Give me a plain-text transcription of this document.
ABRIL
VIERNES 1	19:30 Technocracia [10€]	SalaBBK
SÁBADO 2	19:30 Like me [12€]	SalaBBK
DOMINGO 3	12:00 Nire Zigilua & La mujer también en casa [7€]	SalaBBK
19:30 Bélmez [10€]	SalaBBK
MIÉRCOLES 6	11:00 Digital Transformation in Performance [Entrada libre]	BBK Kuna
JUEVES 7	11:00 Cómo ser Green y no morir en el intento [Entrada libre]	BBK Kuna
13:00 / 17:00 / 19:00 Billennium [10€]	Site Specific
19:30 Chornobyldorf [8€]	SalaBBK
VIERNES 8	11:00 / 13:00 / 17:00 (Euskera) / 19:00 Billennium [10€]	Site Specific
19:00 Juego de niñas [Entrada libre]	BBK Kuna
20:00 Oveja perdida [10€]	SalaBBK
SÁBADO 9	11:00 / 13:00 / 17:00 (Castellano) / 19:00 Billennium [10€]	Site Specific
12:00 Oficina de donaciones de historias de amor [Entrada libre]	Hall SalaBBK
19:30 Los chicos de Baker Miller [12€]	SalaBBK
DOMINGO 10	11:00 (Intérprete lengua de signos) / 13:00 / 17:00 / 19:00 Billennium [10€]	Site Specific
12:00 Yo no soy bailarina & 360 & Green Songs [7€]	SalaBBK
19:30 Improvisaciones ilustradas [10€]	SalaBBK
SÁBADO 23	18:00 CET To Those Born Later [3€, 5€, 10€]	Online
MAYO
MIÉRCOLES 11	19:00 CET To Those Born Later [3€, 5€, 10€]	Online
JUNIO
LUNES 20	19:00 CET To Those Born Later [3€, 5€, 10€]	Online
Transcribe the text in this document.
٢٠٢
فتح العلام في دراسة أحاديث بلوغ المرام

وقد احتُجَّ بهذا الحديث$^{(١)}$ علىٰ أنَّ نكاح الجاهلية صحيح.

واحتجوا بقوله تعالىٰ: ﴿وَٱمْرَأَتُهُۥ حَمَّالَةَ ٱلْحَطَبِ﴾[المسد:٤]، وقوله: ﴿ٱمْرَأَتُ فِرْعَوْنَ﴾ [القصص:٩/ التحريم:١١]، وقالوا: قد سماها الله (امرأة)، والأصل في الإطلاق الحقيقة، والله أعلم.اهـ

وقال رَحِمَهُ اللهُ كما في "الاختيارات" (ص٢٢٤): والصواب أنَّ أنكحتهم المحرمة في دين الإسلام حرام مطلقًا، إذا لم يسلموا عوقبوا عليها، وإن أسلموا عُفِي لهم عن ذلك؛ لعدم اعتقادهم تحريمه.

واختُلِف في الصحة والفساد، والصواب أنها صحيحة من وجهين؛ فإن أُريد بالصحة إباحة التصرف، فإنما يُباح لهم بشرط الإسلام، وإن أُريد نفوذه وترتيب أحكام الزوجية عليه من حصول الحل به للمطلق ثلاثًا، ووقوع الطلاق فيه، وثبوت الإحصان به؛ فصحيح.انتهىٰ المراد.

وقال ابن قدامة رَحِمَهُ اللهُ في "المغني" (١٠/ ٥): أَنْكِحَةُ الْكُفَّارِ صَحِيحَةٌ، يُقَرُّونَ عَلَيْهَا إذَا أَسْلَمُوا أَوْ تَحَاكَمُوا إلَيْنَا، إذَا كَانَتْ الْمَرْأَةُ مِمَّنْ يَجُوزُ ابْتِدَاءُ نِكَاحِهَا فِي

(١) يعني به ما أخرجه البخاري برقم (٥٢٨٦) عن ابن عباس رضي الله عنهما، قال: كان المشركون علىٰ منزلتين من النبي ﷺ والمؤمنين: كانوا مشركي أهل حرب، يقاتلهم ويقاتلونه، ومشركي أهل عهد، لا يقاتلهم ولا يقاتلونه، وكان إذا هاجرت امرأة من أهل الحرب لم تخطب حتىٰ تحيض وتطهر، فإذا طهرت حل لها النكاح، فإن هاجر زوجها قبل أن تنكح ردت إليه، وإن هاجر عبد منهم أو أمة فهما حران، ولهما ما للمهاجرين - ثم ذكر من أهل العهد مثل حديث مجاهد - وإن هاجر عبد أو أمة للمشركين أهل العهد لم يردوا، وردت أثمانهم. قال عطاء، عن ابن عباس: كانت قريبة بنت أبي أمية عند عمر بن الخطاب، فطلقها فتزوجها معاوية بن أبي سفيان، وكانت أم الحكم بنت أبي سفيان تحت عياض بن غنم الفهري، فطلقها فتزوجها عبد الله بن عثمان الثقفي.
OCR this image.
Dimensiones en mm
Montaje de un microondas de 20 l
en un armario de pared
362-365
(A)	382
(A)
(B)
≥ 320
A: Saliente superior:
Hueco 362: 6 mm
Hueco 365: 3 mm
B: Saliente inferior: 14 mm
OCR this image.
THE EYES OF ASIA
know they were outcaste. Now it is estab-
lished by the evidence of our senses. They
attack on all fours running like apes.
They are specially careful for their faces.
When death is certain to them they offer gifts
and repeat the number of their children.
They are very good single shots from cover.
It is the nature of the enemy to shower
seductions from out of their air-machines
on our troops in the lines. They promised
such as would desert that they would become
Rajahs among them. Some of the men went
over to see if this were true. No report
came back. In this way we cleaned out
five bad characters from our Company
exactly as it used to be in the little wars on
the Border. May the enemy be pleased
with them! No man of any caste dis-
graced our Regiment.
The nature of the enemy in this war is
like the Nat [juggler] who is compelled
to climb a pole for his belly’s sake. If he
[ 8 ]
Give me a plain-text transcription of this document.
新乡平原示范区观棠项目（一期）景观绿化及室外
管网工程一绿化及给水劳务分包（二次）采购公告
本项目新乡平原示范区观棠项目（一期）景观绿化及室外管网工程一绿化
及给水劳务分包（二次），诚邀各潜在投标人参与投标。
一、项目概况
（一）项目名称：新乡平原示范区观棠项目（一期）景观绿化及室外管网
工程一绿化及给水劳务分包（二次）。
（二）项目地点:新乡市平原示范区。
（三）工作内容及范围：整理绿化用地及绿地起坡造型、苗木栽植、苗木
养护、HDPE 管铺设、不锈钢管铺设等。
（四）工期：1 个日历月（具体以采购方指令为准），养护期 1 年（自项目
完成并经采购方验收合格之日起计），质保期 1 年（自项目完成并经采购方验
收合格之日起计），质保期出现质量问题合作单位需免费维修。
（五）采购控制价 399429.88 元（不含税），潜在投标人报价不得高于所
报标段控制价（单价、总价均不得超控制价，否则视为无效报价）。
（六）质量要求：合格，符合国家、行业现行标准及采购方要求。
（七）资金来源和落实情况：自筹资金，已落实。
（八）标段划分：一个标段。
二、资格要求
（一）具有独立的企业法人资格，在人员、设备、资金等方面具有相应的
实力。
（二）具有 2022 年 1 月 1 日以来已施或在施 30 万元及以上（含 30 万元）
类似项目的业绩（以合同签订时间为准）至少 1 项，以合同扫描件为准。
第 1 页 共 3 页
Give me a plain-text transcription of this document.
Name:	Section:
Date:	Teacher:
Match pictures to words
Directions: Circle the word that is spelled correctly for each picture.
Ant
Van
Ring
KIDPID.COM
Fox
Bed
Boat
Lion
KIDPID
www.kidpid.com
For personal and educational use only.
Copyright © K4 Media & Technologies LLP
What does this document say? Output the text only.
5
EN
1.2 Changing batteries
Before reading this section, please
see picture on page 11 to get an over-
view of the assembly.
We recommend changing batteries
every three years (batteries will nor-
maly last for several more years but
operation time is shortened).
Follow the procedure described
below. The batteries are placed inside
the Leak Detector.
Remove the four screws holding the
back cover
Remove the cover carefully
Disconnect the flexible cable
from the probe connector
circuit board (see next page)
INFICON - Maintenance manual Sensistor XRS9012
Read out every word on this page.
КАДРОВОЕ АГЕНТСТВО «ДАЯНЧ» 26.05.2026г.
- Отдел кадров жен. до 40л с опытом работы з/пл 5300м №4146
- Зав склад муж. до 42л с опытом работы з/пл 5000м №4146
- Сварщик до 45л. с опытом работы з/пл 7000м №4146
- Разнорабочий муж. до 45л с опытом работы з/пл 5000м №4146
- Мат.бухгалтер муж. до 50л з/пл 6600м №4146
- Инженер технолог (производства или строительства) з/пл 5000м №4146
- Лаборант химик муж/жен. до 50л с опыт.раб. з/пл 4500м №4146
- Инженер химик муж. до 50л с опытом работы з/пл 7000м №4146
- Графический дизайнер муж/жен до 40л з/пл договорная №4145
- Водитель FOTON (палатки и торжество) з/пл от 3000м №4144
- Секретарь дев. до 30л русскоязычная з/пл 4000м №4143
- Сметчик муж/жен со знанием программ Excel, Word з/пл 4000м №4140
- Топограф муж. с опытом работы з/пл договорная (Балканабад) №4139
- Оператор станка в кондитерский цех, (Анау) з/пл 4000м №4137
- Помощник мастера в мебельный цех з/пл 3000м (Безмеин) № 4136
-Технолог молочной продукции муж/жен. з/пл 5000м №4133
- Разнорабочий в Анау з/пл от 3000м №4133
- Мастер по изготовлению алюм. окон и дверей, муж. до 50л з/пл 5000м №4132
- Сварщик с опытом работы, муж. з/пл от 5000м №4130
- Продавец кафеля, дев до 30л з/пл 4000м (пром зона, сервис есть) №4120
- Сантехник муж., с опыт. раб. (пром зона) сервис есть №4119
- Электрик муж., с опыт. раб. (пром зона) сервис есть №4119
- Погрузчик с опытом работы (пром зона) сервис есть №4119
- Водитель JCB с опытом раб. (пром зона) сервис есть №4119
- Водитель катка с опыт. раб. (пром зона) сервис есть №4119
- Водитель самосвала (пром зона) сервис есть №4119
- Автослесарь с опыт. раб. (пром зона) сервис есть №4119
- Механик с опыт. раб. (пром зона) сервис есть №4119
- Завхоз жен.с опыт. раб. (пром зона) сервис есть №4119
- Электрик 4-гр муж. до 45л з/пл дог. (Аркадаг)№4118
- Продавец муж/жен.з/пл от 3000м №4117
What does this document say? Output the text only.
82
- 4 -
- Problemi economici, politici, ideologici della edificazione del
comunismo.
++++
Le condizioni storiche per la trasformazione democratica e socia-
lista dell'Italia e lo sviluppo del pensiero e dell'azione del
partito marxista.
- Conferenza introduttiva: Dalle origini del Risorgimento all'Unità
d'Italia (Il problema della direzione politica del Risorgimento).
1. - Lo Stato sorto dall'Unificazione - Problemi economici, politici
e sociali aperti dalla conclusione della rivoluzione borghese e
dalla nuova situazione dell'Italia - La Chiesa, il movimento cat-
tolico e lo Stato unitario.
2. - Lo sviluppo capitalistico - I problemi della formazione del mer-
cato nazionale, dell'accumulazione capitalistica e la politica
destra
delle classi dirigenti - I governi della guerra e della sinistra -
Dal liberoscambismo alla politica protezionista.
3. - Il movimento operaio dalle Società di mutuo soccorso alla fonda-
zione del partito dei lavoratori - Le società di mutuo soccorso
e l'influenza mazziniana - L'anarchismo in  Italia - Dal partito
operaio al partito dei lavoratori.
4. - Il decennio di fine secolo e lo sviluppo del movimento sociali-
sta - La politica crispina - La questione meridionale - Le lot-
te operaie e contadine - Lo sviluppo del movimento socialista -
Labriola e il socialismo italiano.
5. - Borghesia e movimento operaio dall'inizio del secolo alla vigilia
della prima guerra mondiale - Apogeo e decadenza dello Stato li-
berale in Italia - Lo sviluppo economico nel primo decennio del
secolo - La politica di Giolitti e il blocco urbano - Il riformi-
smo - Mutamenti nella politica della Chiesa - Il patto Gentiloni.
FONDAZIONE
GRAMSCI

* _Exercise task_
Every line in the data above that contains "Водитель" needs to be copied.

* _Written response_
- Водитель FOTON (палатки и торжество) з/пл от 3000м №4144
- Водитель JCB с опытом раб. (пром зона) сервис есть №4119
- Водитель катка с опыт. раб. (пром зона) сервис есть №4119
- Водитель самосвала (пром зона) сервис есть №4119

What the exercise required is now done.